● **Provided records**
"""

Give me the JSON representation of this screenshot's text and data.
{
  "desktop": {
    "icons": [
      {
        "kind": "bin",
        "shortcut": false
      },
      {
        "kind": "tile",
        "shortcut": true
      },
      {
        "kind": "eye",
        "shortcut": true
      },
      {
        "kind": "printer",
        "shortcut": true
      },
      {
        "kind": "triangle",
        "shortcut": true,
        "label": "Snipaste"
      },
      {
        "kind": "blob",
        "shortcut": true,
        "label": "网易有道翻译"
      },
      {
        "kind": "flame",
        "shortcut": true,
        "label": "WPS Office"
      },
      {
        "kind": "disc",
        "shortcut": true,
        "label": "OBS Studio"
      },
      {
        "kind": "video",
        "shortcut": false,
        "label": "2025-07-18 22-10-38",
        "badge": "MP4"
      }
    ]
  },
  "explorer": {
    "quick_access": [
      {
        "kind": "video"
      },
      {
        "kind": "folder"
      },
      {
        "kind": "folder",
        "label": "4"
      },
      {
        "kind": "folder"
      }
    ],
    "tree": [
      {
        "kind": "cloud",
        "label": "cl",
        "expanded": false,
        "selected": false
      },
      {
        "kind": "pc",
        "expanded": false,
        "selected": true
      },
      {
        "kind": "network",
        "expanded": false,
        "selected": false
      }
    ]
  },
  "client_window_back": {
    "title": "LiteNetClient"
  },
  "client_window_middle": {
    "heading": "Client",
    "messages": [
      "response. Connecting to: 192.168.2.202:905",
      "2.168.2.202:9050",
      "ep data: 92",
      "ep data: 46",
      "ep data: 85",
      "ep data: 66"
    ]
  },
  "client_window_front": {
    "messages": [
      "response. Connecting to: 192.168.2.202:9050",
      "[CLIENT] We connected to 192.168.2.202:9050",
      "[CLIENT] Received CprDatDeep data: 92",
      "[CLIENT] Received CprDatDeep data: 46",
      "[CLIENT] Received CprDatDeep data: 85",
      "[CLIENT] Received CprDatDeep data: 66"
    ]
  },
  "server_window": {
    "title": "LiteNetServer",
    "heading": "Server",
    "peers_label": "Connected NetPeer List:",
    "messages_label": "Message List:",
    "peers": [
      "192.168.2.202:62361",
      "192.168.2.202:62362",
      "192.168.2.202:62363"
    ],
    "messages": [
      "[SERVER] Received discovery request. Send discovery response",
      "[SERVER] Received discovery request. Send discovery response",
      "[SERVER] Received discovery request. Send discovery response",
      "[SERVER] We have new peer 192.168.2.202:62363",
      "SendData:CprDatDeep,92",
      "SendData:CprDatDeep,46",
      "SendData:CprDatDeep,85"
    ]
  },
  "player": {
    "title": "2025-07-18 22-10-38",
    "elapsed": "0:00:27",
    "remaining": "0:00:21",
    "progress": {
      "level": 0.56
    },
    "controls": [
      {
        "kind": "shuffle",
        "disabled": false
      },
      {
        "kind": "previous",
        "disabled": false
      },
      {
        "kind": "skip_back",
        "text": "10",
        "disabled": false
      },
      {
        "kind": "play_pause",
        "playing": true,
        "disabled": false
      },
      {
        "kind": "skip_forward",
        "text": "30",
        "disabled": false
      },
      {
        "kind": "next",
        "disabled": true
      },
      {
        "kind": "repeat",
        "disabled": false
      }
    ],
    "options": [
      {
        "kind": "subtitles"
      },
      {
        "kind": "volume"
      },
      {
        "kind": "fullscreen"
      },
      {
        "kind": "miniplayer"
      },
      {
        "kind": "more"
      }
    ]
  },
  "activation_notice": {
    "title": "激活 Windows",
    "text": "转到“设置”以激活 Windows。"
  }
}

"""

● **To do**
Say how many lines hold the word "CprDatDeep", giving the number and nothing else.

● **Answer**
7